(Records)
• • • • • • •

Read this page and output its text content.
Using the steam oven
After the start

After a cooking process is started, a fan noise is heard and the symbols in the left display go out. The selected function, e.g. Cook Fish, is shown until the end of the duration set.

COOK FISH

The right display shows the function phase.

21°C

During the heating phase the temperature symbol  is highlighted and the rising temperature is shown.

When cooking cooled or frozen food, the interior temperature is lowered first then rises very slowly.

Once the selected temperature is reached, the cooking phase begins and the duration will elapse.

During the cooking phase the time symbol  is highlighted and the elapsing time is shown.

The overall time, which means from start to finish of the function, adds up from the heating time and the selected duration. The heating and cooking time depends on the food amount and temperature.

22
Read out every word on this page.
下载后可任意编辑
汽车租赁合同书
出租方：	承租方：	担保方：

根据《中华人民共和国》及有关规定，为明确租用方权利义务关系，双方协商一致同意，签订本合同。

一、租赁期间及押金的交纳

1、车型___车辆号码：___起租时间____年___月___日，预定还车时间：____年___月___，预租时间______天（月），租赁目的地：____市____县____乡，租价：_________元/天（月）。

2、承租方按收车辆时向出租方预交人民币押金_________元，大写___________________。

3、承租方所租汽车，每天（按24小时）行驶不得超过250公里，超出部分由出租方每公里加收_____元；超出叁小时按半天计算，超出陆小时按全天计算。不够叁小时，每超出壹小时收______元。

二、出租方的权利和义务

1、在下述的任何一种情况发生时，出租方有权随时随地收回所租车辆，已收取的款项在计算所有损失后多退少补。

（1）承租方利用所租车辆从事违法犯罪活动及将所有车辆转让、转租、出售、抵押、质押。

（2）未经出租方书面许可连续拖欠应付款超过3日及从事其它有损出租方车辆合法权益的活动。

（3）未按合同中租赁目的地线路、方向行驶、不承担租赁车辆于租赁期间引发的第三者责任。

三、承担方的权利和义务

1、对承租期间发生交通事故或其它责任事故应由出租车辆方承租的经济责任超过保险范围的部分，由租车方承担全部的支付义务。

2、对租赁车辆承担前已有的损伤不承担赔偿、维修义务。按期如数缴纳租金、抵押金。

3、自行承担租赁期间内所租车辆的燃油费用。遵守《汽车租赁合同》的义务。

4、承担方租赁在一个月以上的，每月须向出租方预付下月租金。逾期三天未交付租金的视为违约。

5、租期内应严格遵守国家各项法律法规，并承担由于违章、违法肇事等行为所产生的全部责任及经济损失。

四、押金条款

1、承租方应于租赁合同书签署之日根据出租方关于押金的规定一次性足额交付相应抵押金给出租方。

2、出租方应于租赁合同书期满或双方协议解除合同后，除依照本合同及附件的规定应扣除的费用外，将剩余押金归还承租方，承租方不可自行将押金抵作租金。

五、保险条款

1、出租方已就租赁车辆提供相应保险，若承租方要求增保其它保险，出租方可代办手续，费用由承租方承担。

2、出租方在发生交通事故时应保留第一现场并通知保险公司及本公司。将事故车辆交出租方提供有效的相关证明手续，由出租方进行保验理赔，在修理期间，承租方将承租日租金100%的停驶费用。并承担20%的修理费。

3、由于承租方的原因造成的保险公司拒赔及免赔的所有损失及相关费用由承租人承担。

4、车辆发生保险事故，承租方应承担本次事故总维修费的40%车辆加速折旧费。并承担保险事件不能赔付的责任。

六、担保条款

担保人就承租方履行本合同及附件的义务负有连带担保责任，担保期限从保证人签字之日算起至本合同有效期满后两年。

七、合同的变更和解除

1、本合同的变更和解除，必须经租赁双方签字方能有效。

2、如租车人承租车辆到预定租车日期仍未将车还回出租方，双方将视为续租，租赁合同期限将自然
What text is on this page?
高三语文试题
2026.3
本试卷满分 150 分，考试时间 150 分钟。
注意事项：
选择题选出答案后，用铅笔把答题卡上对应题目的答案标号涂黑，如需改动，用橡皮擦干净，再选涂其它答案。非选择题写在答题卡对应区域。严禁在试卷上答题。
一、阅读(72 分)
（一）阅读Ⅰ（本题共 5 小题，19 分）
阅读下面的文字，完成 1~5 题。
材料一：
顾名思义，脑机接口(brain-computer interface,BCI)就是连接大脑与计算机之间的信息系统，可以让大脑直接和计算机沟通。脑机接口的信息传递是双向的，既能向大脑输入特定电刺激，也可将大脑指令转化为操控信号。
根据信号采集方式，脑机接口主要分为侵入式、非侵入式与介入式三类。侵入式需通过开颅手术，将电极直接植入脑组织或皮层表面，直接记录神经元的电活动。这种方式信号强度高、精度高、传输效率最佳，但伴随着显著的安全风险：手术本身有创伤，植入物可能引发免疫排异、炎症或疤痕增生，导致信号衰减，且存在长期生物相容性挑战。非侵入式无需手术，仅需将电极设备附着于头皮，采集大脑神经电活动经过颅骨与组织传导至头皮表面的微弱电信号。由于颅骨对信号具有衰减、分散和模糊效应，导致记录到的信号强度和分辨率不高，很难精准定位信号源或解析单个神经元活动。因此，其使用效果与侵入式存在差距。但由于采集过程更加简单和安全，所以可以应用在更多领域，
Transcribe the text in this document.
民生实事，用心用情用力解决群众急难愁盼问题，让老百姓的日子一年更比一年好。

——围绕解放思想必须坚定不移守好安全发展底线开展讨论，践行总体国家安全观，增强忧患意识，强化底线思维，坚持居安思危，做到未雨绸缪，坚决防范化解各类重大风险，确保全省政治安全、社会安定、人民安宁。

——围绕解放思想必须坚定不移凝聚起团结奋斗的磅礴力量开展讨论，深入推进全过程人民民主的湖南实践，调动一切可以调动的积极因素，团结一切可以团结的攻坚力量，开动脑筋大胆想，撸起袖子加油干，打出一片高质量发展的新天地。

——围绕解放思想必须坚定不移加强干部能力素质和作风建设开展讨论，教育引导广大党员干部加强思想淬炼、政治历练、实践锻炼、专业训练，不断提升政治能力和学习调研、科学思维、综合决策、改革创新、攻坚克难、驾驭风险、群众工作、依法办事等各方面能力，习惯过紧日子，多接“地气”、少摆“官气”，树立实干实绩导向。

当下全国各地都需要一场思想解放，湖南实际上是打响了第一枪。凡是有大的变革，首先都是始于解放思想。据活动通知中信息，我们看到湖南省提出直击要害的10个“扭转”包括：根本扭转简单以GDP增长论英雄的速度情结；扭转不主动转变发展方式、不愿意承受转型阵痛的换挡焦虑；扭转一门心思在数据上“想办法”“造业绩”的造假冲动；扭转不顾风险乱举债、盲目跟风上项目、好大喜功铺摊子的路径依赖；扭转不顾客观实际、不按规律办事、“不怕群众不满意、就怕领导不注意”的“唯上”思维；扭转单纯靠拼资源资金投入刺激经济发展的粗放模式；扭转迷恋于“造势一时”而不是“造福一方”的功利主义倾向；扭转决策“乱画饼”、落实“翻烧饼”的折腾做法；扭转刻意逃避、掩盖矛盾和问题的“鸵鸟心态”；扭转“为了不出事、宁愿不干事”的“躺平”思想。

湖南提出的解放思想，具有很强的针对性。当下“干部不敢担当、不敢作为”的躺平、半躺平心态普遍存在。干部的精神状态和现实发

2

• • • • • • •

--- THE EXERCISE ---
Transcribe the whole listing exactly.

--- COMPLETE ANSWER ---
Read this page and output its text content.
Using the steam oven
After the start

After a cooking process is started, a fan noise is heard and the symbols in the left display go out. The selected function, e.g. Cook Fish, is shown until the end of the duration set.

COOK FISH

The right display shows the function phase.

21°C

During the heating phase the temperature symbol  is highlighted and the rising temperature is shown.

When cooking cooled or frozen food, the interior temperature is lowered first then rises very slowly.

Once the selected temperature is reached, the cooking phase begins and the duration will elapse.

During the cooking phase the time symbol  is highlighted and the elapsing time is shown.

The overall time, which means from start to finish of the function, adds up from the heating time and the selected duration. The heating and cooking time depends on the food amount and temperature.

22
Read out every word on this page.
下载后可任意编辑
汽车租赁合同书
出租方：	承租方：	担保方：

根据《中华人民共和国》及有关规定，为明确租用方权利义务关系，双方协商一致同意，签订本合同。

一、租赁期间及押金的交纳

1、车型___车辆号码：___起租时间____年___月___日，预定还车时间：____年___月___，预租时间______天（月），租赁目的地：____市____县____乡，租价：_________元/天（月）。

2、承租方按收车辆时向出租方预交人民币押金_________元，大写___________________。

3、承租方所租汽车，每天（按24小时）行驶不得超过250公里，超出部分由出租方每公里加收_____元；超出叁小时按半天计算，超出陆小时按全天计算。不够叁小时，每超出壹小时收______元。

二、出租方的权利和义务

1、在下述的任何一种情况发生时，出租方有权随时随地收回所租车辆，已收取的款项在计算所有损失后多退少补。

（1）承租方利用所租车辆从事违法犯罪活动及将所有车辆转让、转租、出售、抵押、质押。

（2）未经出租方书面许可连续拖欠应付款超过3日及从事其它有损出租方车辆合法权益的活动。

（3）未按合同中租赁目的地线路、方向行驶、不承担租赁车辆于租赁期间引发的第三者责任。

三、承担方的权利和义务

1、对承租期间发生交通事故或其它责任事故应由出租车辆方承租的经济责任超过保险范围的部分，由租车方承担全部的支付义务。

2、对租赁车辆承担前已有的损伤不承担赔偿、维修义务。按期如数缴纳租金、抵押金。

3、自行承担租赁期间内所租车辆的燃油费用。遵守《汽车租赁合同》的义务。

4、承担方租赁在一个月以上的，每月须向出租方预付下月租金。逾期三天未交付租金的视为违约。

5、租期内应严格遵守国家各项法律法规，并承担由于违章、违法肇事等行为所产生的全部责任及经济损失。

四、押金条款

1、承租方应于租赁合同书签署之日根据出租方关于押金的规定一次性足额交付相应抵押金给出租方。

2、出租方应于租赁合同书期满或双方协议解除合同后，除依照本合同及附件的规定应扣除的费用外，将剩余押金归还承租方，承租方不可自行将押金抵作租金。

五、保险条款

1、出租方已就租赁车辆提供相应保险，若承租方要求增保其它保险，出租方可代办手续，费用由承租方承担。

2、出租方在发生交通事故时应保留第一现场并通知保险公司及本公司。将事故车辆交出租方提供有效的相关证明手续，由出租方进行保验理赔，在修理期间，承租方将承租日租金100%的停驶费用。并承担20%的修理费。

3、由于承租方的原因造成的保险公司拒赔及免赔的所有损失及相关费用由承租人承担。

4、车辆发生保险事故，承租方应承担本次事故总维修费的40%车辆加速折旧费。并承担保险事件不能赔付的责任。

六、担保条款

担保人就承租方履行本合同及附件的义务负有连带担保责任，担保期限从保证人签字之日算起至本合同有效期满后两年。

七、合同的变更和解除

1、本合同的变更和解除，必须经租赁双方签字方能有效。

2、如租车人承租车辆到预定租车日期仍未将车还回出租方，双方将视为续租，租赁合同期限将自然
What text is on this page?
高三语文试题
2026.3
本试卷满分 150 分，考试时间 150 分钟。
注意事项：
选择题选出答案后，用铅笔把答题卡上对应题目的答案标号涂黑，如需改动，用橡皮擦干净，再选涂其它答案。非选择题写在答题卡对应区域。严禁在试卷上答题。
一、阅读(72 分)
（一）阅读Ⅰ（本题共 5 小题，19 分）
阅读下面的文字，完成 1~5 题。
材料一：
顾名思义，脑机接口(brain-computer interface,BCI)就是连接大脑与计算机之间的信息系统，可以让大脑直接和计算机沟通。脑机接口的信息传递是双向的，既能向大脑输入特定电刺激，也可将大脑指令转化为操控信号。
根据信号采集方式，脑机接口主要分为侵入式、非侵入式与介入式三类。侵入式需通过开颅手术，将电极直接植入脑组织或皮层表面，直接记录神经元的电活动。这种方式信号强度高、精度高、传输效率最佳，但伴随着显著的安全风险：手术本身有创伤，植入物可能引发免疫排异、炎症或疤痕增生，导致信号衰减，且存在长期生物相容性挑战。非侵入式无需手术，仅需将电极设备附着于头皮，采集大脑神经电活动经过颅骨与组织传导至头皮表面的微弱电信号。由于颅骨对信号具有衰减、分散和模糊效应，导致记录到的信号强度和分辨率不高，很难精准定位信号源或解析单个神经元活动。因此，其使用效果与侵入式存在差距。但由于采集过程更加简单和安全，所以可以应用在更多领域，
Transcribe the text in this document.
民生实事，用心用情用力解决群众急难愁盼问题，让老百姓的日子一年更比一年好。

——围绕解放思想必须坚定不移守好安全发展底线开展讨论，践行总体国家安全观，增强忧患意识，强化底线思维，坚持居安思危，做到未雨绸缪，坚决防范化解各类重大风险，确保全省政治安全、社会安定、人民安宁。

——围绕解放思想必须坚定不移凝聚起团结奋斗的磅礴力量开展讨论，深入推进全过程人民民主的湖南实践，调动一切可以调动的积极因素，团结一切可以团结的攻坚力量，开动脑筋大胆想，撸起袖子加油干，打出一片高质量发展的新天地。

——围绕解放思想必须坚定不移加强干部能力素质和作风建设开展讨论，教育引导广大党员干部加强思想淬炼、政治历练、实践锻炼、专业训练，不断提升政治能力和学习调研、科学思维、综合决策、改革创新、攻坚克难、驾驭风险、群众工作、依法办事等各方面能力，习惯过紧日子，多接“地气”、少摆“官气”，树立实干实绩导向。

当下全国各地都需要一场思想解放，湖南实际上是打响了第一枪。凡是有大的变革，首先都是始于解放思想。据活动通知中信息，我们看到湖南省提出直击要害的10个“扭转”包括：根本扭转简单以GDP增长论英雄的速度情结；扭转不主动转变发展方式、不愿意承受转型阵痛的换挡焦虑；扭转一门心思在数据上“想办法”“造业绩”的造假冲动；扭转不顾风险乱举债、盲目跟风上项目、好大喜功铺摊子的路径依赖；扭转不顾客观实际、不按规律办事、“不怕群众不满意、就怕领导不注意”的“唯上”思维；扭转单纯靠拼资源资金投入刺激经济发展的粗放模式；扭转迷恋于“造势一时”而不是“造福一方”的功利主义倾向；扭转决策“乱画饼”、落实“翻烧饼”的折腾做法；扭转刻意逃避、掩盖矛盾和问题的“鸵鸟心态”；扭转“为了不出事、宁愿不干事”的“躺平”思想。

湖南提出的解放思想，具有很强的针对性。当下“干部不敢担当、不敢作为”的躺平、半躺平心态普遍存在。干部的精神状态和现实发

2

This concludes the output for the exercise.